• _Stated task_
Give all the lines below again, exactly, with no pictures.

[Dataset items]
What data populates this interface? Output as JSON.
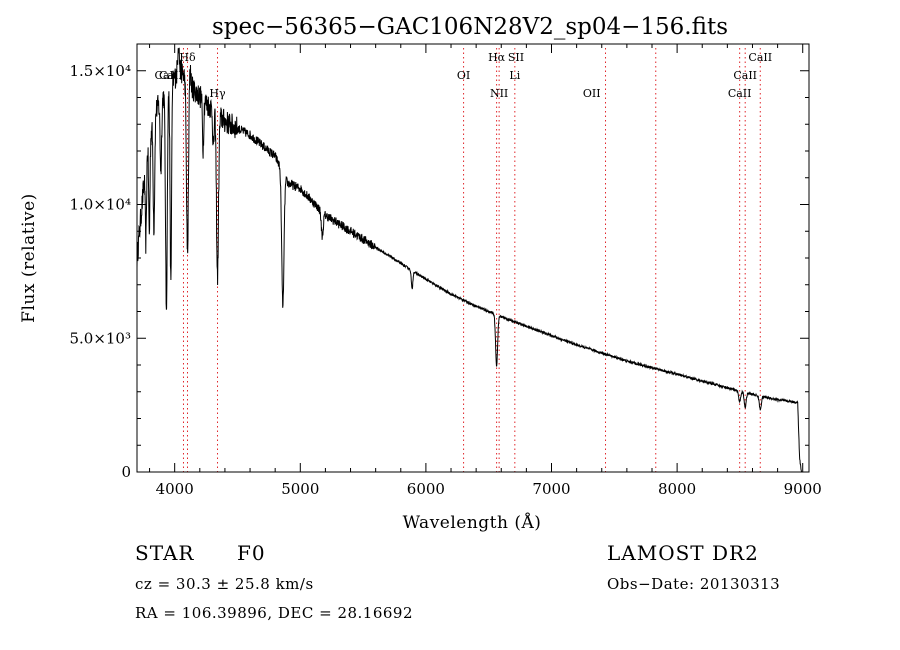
{
  "chart_data": {
    "type": "line",
    "title": "spec−56365−GAC106N28V2_sp04−156.fits",
    "xlabel": "Wavelength (Å)",
    "ylabel": "Flux (relative)",
    "xlim": [
      3700,
      9050
    ],
    "ylim": [
      0,
      16000
    ],
    "x_ticks": [
      {
        "value": 4000,
        "label": "4000"
      },
      {
        "value": 5000,
        "label": "5000"
      },
      {
        "value": 6000,
        "label": "6000"
      },
      {
        "value": 7000,
        "label": "7000"
      },
      {
        "value": 8000,
        "label": "8000"
      },
      {
        "value": 9000,
        "label": "9000"
      }
    ],
    "y_ticks": [
      {
        "value": 0,
        "label": "0"
      },
      {
        "value": 5000,
        "label": "5.0×10³"
      },
      {
        "value": 10000,
        "label": "1.0×10⁴"
      },
      {
        "value": 15000,
        "label": "1.5×10⁴"
      }
    ],
    "lines": [
      {
        "label": "Hδ",
        "x": 4102,
        "row": 0
      },
      {
        "label": "CaII",
        "x": 3969,
        "row": 1
      },
      {
        "label": "CaII",
        "x": 3934,
        "row": 1
      },
      {
        "label": "Hγ",
        "x": 4341,
        "row": 2
      },
      {
        "label": "OI",
        "x": 6300,
        "row": 1
      },
      {
        "label": "Hα",
        "x": 6563,
        "row": 0
      },
      {
        "label": "Li",
        "x": 6708,
        "row": 1
      },
      {
        "label": "NII",
        "x": 6583,
        "row": 2
      },
      {
        "label": "OII",
        "x": 7320,
        "row": 2
      },
      {
        "label": "SII",
        "x": 6717,
        "row": 0
      },
      {
        "label": "CaII",
        "x": 8662,
        "row": 0
      },
      {
        "label": "CaII",
        "x": 8542,
        "row": 1
      },
      {
        "label": "CaII",
        "x": 8498,
        "row": 2
      }
    ],
    "marker_x": [
      4102,
      4070,
      4341,
      6300,
      6563,
      6583,
      6708,
      7430,
      7830,
      8498,
      8542,
      8662
    ],
    "continuum": [
      [
        3700,
        8000
      ],
      [
        3720,
        9000
      ],
      [
        3780,
        12000
      ],
      [
        3850,
        13500
      ],
      [
        3950,
        14500
      ],
      [
        4050,
        15000
      ],
      [
        4150,
        14300
      ],
      [
        4250,
        13800
      ],
      [
        4400,
        13100
      ],
      [
        4600,
        12600
      ],
      [
        4800,
        11800
      ],
      [
        4900,
        10800
      ],
      [
        5000,
        10600
      ],
      [
        5200,
        9600
      ],
      [
        5400,
        9000
      ],
      [
        5600,
        8400
      ],
      [
        5800,
        7800
      ],
      [
        6000,
        7200
      ],
      [
        6200,
        6650
      ],
      [
        6400,
        6200
      ],
      [
        6600,
        5800
      ],
      [
        6800,
        5450
      ],
      [
        7000,
        5100
      ],
      [
        7200,
        4750
      ],
      [
        7400,
        4450
      ],
      [
        7600,
        4150
      ],
      [
        7800,
        3900
      ],
      [
        8000,
        3650
      ],
      [
        8200,
        3400
      ],
      [
        8400,
        3150
      ],
      [
        8600,
        2900
      ],
      [
        8800,
        2700
      ],
      [
        8960,
        2600
      ],
      [
        8975,
        500
      ],
      [
        8990,
        0
      ]
    ],
    "absorption": [
      {
        "x": 3934,
        "depth": 8200,
        "width": 7
      },
      {
        "x": 3969,
        "depth": 7500,
        "width": 6
      },
      {
        "x": 3890,
        "depth": 2600,
        "width": 6
      },
      {
        "x": 3835,
        "depth": 4000,
        "width": 6
      },
      {
        "x": 3798,
        "depth": 3500,
        "width": 5
      },
      {
        "x": 3771,
        "depth": 3000,
        "width": 5
      },
      {
        "x": 4102,
        "depth": 6500,
        "width": 8
      },
      {
        "x": 4341,
        "depth": 6100,
        "width": 8
      },
      {
        "x": 4861,
        "depth": 5000,
        "width": 9
      },
      {
        "x": 4226,
        "depth": 1800,
        "width": 5
      },
      {
        "x": 4308,
        "depth": 1500,
        "width": 5
      },
      {
        "x": 5175,
        "depth": 900,
        "width": 8
      },
      {
        "x": 5890,
        "depth": 700,
        "width": 6
      },
      {
        "x": 6563,
        "depth": 1900,
        "width": 8
      },
      {
        "x": 8498,
        "depth": 400,
        "width": 8
      },
      {
        "x": 8542,
        "depth": 550,
        "width": 8
      },
      {
        "x": 8662,
        "depth": 500,
        "width": 8
      }
    ],
    "emission": [
      {
        "x": 4030,
        "height": 1200,
        "width": 6
      },
      {
        "x": 4120,
        "height": 1000,
        "width": 6
      }
    ]
  },
  "footer": {
    "object_type": "STAR",
    "subclass": "F0",
    "survey": "LAMOST DR2",
    "redshift": "cz = 30.3 ± 25.8 km/s",
    "obs_date": "Obs−Date: 20130313",
    "coords": "RA = 106.39896, DEC =  28.16692"
  }
}
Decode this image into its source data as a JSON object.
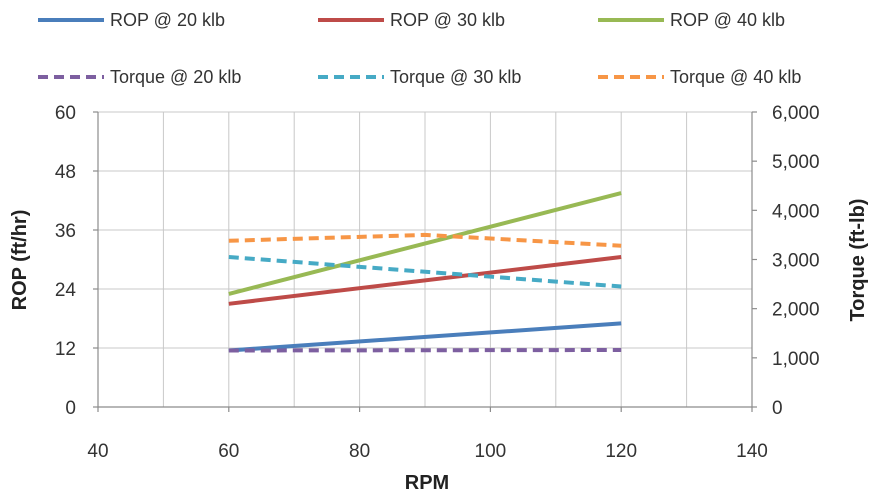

• _Final result_
What data populates this interface? Output as JSON.
{
  "chart_data": {
    "type": "line",
    "title": "spec−56365−GAC106N28V2_sp04−156.fits",
    "xlabel": "Wavelength (Å)",
    "ylabel": "Flux (relative)",
    "xlim": [
      3700,
      9050
    ],
    "ylim": [
      0,
      16000
    ],
    "x_ticks": [
      {
        "value": 4000,
        "label": "4000"
      },
      {
        "value": 5000,
        "label": "5000"
      },
      {
        "value": 6000,
        "label": "6000"
      },
      {
        "value": 7000,
        "label": "7000"
      },
      {
        "value": 8000,
        "label": "8000"
      },
      {
        "value": 9000,
        "label": "9000"
      }
    ],
    "y_ticks": [
      {
        "value": 0,
        "label": "0"
      },
      {
        "value": 5000,
        "label": "5.0×10³"
      },
      {
        "value": 10000,
        "label": "1.0×10⁴"
      },
      {
        "value": 15000,
        "label": "1.5×10⁴"
      }
    ],
    "lines": [
      {
        "label": "Hδ",
        "x": 4102,
        "row": 0
      },
      {
        "label": "CaII",
        "x": 3969,
        "row": 1
      },
      {
        "label": "CaII",
        "x": 3934,
        "row": 1
      },
      {
        "label": "Hγ",
        "x": 4341,
        "row": 2
      },
      {
        "label": "OI",
        "x": 6300,
        "row": 1
      },
      {
        "label": "Hα",
        "x": 6563,
        "row": 0
      },
      {
        "label": "Li",
        "x": 6708,
        "row": 1
      },
      {
        "label": "NII",
        "x": 6583,
        "row": 2
      },
      {
        "label": "OII",
        "x": 7320,
        "row": 2
      },
      {
        "label": "SII",
        "x": 6717,
        "row": 0
      },
      {
        "label": "CaII",
        "x": 8662,
        "row": 0
      },
      {
        "label": "CaII",
        "x": 8542,
        "row": 1
      },
      {
        "label": "CaII",
        "x": 8498,
        "row": 2
      }
    ],
    "marker_x": [
      4102,
      4070,
      4341,
      6300,
      6563,
      6583,
      6708,
      7430,
      7830,
      8498,
      8542,
      8662
    ],
    "continuum": [
      [
        3700,
        8000
      ],
      [
        3720,
        9000
      ],
      [
        3780,
        12000
      ],
      [
        3850,
        13500
      ],
      [
        3950,
        14500
      ],
      [
        4050,
        15000
      ],
      [
        4150,
        14300
      ],
      [
        4250,
        13800
      ],
      [
        4400,
        13100
      ],
      [
        4600,
        12600
      ],
      [
        4800,
        11800
      ],
      [
        4900,
        10800
      ],
      [
        5000,
        10600
      ],
      [
        5200,
        9600
      ],
      [
        5400,
        9000
      ],
      [
        5600,
        8400
      ],
      [
        5800,
        7800
      ],
      [
        6000,
        7200
      ],
      [
        6200,
        6650
      ],
      [
        6400,
        6200
      ],
      [
        6600,
        5800
      ],
      [
        6800,
        5450
      ],
      [
        7000,
        5100
      ],
      [
        7200,
        4750
      ],
      [
        7400,
        4450
      ],
      [
        7600,
        4150
      ],
      [
        7800,
        3900
      ],
      [
        8000,
        3650
      ],
      [
        8200,
        3400
      ],
      [
        8400,
        3150
      ],
      [
        8600,
        2900
      ],
      [
        8800,
        2700
      ],
      [
        8960,
        2600
      ],
      [
        8975,
        500
      ],
      [
        8990,
        0
      ]
    ],
    "absorption": [
      {
        "x": 3934,
        "depth": 8200,
        "width": 7
      },
      {
        "x": 3969,
        "depth": 7500,
        "width": 6
      },
      {
        "x": 3890,
        "depth": 2600,
        "width": 6
      },
      {
        "x": 3835,
        "depth": 4000,
        "width": 6
      },
      {
        "x": 3798,
        "depth": 3500,
        "width": 5
      },
      {
        "x": 3771,
        "depth": 3000,
        "width": 5
      },
      {
        "x": 4102,
        "depth": 6500,
        "width": 8
      },
      {
        "x": 4341,
        "depth": 6100,
        "width": 8
      },
      {
        "x": 4861,
        "depth": 5000,
        "width": 9
      },
      {
        "x": 4226,
        "depth": 1800,
        "width": 5
      },
      {
        "x": 4308,
        "depth": 1500,
        "width": 5
      },
      {
        "x": 5175,
        "depth": 900,
        "width": 8
      },
      {
        "x": 5890,
        "depth": 700,
        "width": 6
      },
      {
        "x": 6563,
        "depth": 1900,
        "width": 8
      },
      {
        "x": 8498,
        "depth": 400,
        "width": 8
      },
      {
        "x": 8542,
        "depth": 550,
        "width": 8
      },
      {
        "x": 8662,
        "depth": 500,
        "width": 8
      }
    ],
    "emission": [
      {
        "x": 4030,
        "height": 1200,
        "width": 6
      },
      {
        "x": 4120,
        "height": 1000,
        "width": 6
      }
    ]
  },
  "footer": {
    "object_type": "STAR",
    "subclass": "F0",
    "survey": "LAMOST DR2",
    "redshift": "cz = 30.3 ± 25.8 km/s",
    "obs_date": "Obs−Date: 20130313",
    "coords": "RA = 106.39896, DEC =  28.16692"
  }
}
Decode this image into its source data as a JSON object.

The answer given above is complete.